* Start RECORDS PROVIDED *

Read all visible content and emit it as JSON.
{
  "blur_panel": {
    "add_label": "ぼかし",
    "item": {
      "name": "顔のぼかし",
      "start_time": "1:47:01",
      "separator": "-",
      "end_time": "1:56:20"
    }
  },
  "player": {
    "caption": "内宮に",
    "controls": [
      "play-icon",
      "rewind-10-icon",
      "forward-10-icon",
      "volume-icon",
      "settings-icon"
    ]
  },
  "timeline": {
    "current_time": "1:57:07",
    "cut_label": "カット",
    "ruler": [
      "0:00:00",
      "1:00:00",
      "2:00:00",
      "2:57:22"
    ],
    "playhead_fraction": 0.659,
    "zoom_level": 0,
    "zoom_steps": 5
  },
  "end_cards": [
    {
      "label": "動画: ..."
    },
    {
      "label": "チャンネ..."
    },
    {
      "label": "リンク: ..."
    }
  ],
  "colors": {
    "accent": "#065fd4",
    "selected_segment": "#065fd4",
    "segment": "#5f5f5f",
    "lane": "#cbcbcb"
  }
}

* End RECORDS PROVIDED *
* Start RECORDS PROVIDED *

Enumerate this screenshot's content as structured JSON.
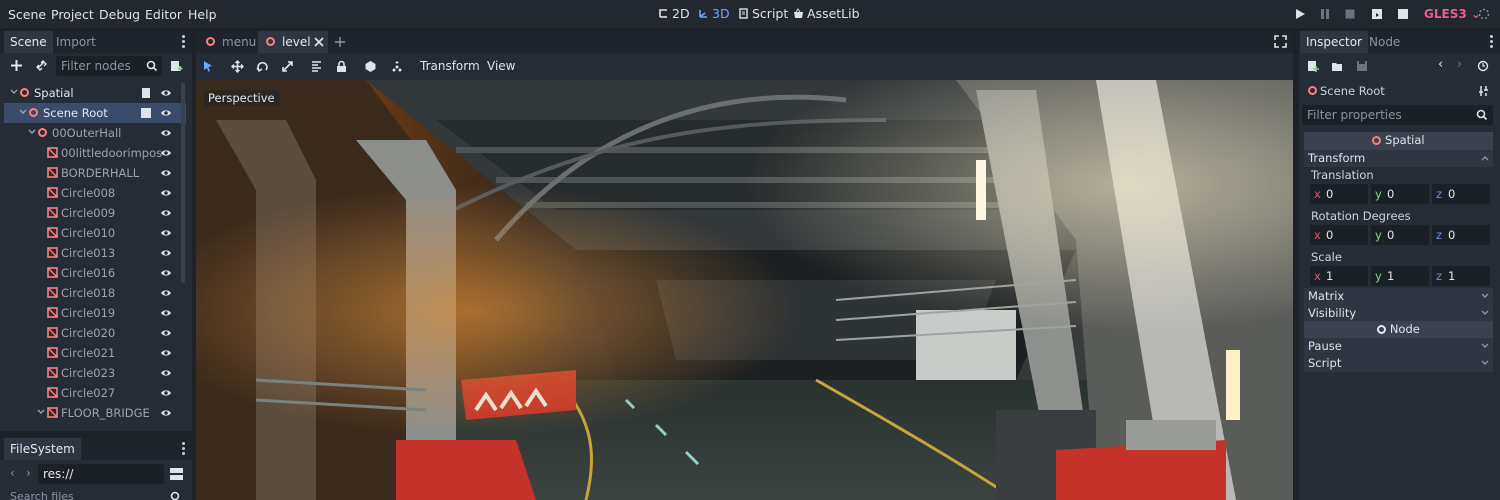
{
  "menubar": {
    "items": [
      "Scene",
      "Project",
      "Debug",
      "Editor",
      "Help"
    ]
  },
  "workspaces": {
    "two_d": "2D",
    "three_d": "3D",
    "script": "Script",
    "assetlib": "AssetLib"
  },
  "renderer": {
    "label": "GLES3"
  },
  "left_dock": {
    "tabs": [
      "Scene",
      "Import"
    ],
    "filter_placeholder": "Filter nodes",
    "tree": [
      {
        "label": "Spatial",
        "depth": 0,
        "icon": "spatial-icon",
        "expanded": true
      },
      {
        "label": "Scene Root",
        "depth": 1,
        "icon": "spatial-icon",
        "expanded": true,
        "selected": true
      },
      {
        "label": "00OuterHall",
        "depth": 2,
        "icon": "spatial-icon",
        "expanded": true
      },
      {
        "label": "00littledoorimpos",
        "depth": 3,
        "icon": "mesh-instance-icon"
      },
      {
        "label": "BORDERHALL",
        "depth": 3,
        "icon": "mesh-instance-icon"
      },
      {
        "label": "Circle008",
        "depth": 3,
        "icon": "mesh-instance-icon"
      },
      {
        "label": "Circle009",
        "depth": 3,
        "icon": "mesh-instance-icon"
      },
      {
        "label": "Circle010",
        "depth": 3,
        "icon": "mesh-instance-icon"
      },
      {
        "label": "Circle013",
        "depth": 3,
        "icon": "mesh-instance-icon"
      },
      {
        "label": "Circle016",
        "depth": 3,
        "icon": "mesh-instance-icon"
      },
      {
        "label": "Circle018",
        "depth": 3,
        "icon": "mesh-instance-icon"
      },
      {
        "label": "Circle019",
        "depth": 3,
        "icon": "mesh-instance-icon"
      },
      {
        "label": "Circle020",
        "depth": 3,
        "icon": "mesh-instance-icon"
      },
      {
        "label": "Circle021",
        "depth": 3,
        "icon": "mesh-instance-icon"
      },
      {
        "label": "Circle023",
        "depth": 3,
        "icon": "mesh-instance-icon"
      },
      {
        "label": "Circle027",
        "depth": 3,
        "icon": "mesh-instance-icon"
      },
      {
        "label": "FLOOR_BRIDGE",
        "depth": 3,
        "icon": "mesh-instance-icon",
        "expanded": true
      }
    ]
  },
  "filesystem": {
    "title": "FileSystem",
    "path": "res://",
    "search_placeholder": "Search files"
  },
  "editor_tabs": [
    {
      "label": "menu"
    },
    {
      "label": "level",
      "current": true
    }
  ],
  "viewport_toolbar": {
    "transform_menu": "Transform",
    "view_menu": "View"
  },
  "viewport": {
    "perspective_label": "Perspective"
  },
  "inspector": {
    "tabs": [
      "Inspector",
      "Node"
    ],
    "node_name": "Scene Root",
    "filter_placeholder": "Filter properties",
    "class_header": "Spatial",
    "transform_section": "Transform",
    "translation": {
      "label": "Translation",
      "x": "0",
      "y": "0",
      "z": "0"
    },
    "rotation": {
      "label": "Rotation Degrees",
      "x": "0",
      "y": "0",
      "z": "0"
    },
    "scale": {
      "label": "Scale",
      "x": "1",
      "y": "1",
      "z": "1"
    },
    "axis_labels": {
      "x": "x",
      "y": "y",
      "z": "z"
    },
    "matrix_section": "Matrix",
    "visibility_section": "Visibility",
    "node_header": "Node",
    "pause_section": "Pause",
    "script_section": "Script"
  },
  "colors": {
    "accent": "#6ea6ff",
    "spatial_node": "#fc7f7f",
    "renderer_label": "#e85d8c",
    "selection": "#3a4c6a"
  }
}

* End RECORDS PROVIDED *

* GOAL OF THE EXERCISE: Scan the material above. Copy each line that holds the word "Filter".

* WRITTEN ANSWER:
    "filter_placeholder": "Filter nodes",
    "filter_placeholder": "Filter properties",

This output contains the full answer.